+++ MATERIALS PROVIDED +++

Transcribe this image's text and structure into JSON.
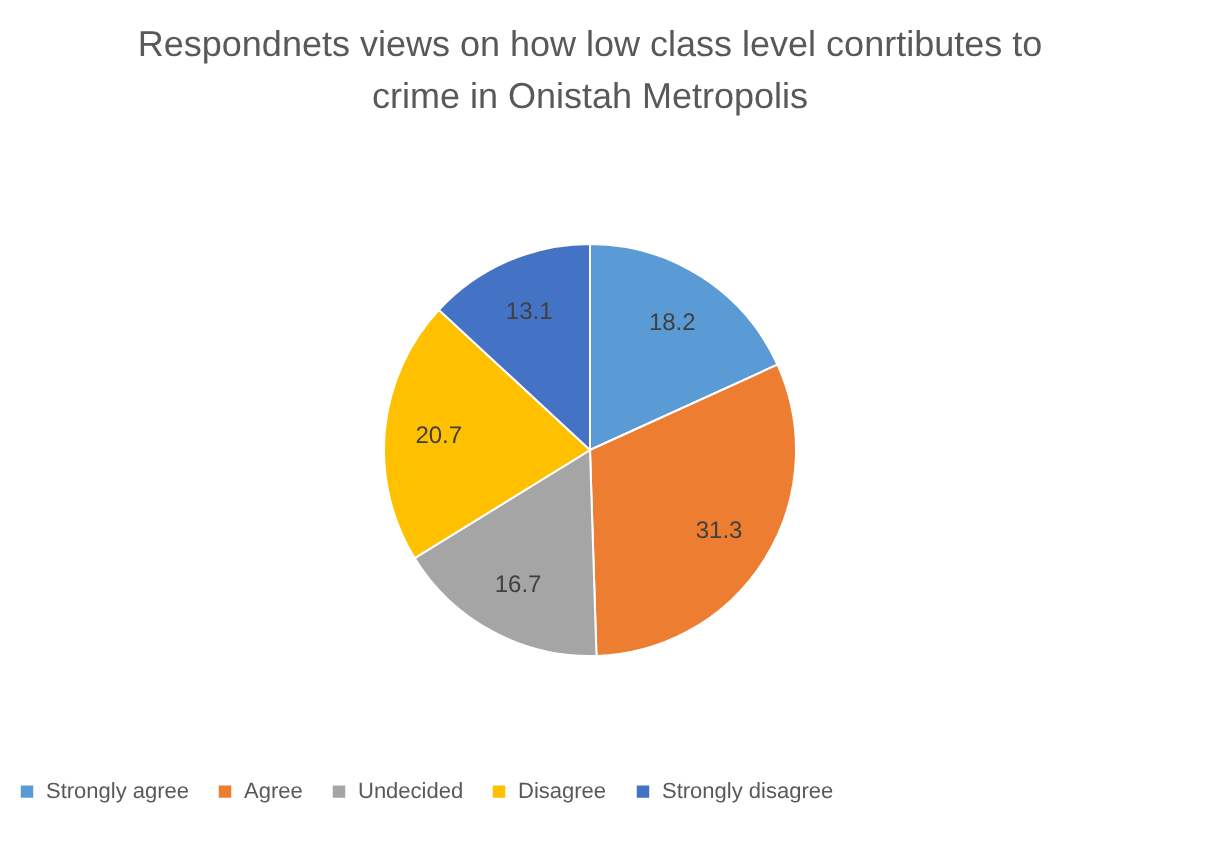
{
  "chart_data": {
    "type": "pie",
    "title": "Respondnets views on how low class level conrtibutes to crime in Onistah Metropolis",
    "categories": [
      "Strongly agree",
      "Agree",
      "Undecided",
      "Disagree",
      "Strongly disagree"
    ],
    "values": [
      18.2,
      31.3,
      16.7,
      20.7,
      13.1
    ],
    "colors": [
      "#5b9bd5",
      "#ed7d31",
      "#a5a5a5",
      "#ffc000",
      "#4472c4"
    ],
    "data_labels": true,
    "legend": "bottom"
  }
}
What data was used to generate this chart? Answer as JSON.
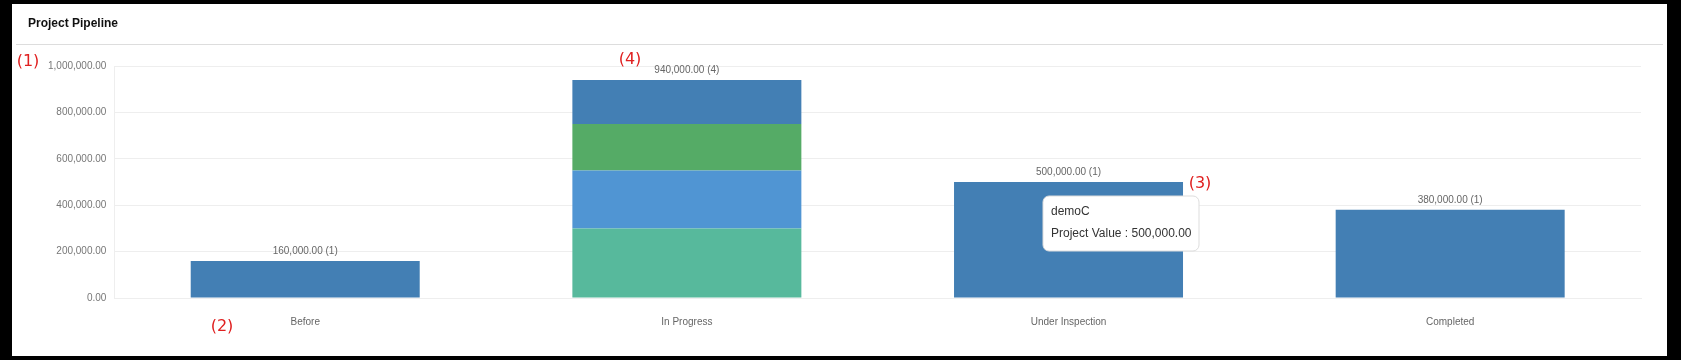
{
  "chart_data": {
    "type": "bar",
    "title": "Project Pipeline",
    "stacked": true,
    "categories": [
      "Before",
      "In Progress",
      "Under Inspection",
      "Completed"
    ],
    "series": [
      {
        "colors": [
          "#437fb4",
          "#57b99c",
          "#437fb4",
          "#437fb4"
        ],
        "values": [
          160000,
          300000,
          500000,
          380000
        ]
      },
      {
        "color": "#5095d3",
        "values": [
          null,
          250000,
          null,
          null
        ]
      },
      {
        "color": "#55ab66",
        "values": [
          null,
          200000,
          null,
          null
        ]
      },
      {
        "color": "#437fb4",
        "values": [
          null,
          190000,
          null,
          null
        ]
      }
    ],
    "totals": [
      "160,000.00 (1)",
      "940,000.00 (4)",
      "500,000.00 (1)",
      "380,000.00 (1)"
    ],
    "ylim": [
      0,
      1000000
    ],
    "yticks": [
      {
        "value": 0,
        "label": "0.00"
      },
      {
        "value": 200000,
        "label": "200,000.00"
      },
      {
        "value": 400000,
        "label": "400,000.00"
      },
      {
        "value": 600000,
        "label": "600,000.00"
      },
      {
        "value": 800000,
        "label": "800,000.00"
      },
      {
        "value": 1000000,
        "label": "1,000,000.00"
      }
    ],
    "grid": "y",
    "legend": false,
    "annotations": [
      "(1)",
      "(2)",
      "(3)",
      "(4)",
      "demoC\nProject Value : 500,000.00"
    ]
  }
}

+++

- [SHORT TASK]
Return the material exactly as given, apart from the pictures.

- [FULL OUTPUT]
Transcribe this image's text and structure into JSON.
{
  "chart_data": {
    "type": "pie",
    "title": "Respondnets views on how low class level conrtibutes to crime in Onistah Metropolis",
    "categories": [
      "Strongly agree",
      "Agree",
      "Undecided",
      "Disagree",
      "Strongly disagree"
    ],
    "values": [
      18.2,
      31.3,
      16.7,
      20.7,
      13.1
    ],
    "colors": [
      "#5b9bd5",
      "#ed7d31",
      "#a5a5a5",
      "#ffc000",
      "#4472c4"
    ],
    "data_labels": true,
    "legend": "bottom"
  }
}
What data was used to generate this chart? Answer as JSON.
{
  "chart_data": {
    "type": "bar",
    "title": "Project Pipeline",
    "stacked": true,
    "categories": [
      "Before",
      "In Progress",
      "Under Inspection",
      "Completed"
    ],
    "series": [
      {
        "colors": [
          "#437fb4",
          "#57b99c",
          "#437fb4",
          "#437fb4"
        ],
        "values": [
          160000,
          300000,
          500000,
          380000
        ]
      },
      {
        "color": "#5095d3",
        "values": [
          null,
          250000,
          null,
          null
        ]
      },
      {
        "color": "#55ab66",
        "values": [
          null,
          200000,
          null,
          null
        ]
      },
      {
        "color": "#437fb4",
        "values": [
          null,
          190000,
          null,
          null
        ]
      }
    ],
    "totals": [
      "160,000.00 (1)",
      "940,000.00 (4)",
      "500,000.00 (1)",
      "380,000.00 (1)"
    ],
    "ylim": [
      0,
      1000000
    ],
    "yticks": [
      {
        "value": 0,
        "label": "0.00"
      },
      {
        "value": 200000,
        "label": "200,000.00"
      },
      {
        "value": 400000,
        "label": "400,000.00"
      },
      {
        "value": 600000,
        "label": "600,000.00"
      },
      {
        "value": 800000,
        "label": "800,000.00"
      },
      {
        "value": 1000000,
        "label": "1,000,000.00"
      }
    ],
    "grid": "y",
    "legend": false,
    "annotations": [
      "(1)",
      "(2)",
      "(3)",
      "(4)",
      "demoC\nProject Value : 500,000.00"
    ]
  }
}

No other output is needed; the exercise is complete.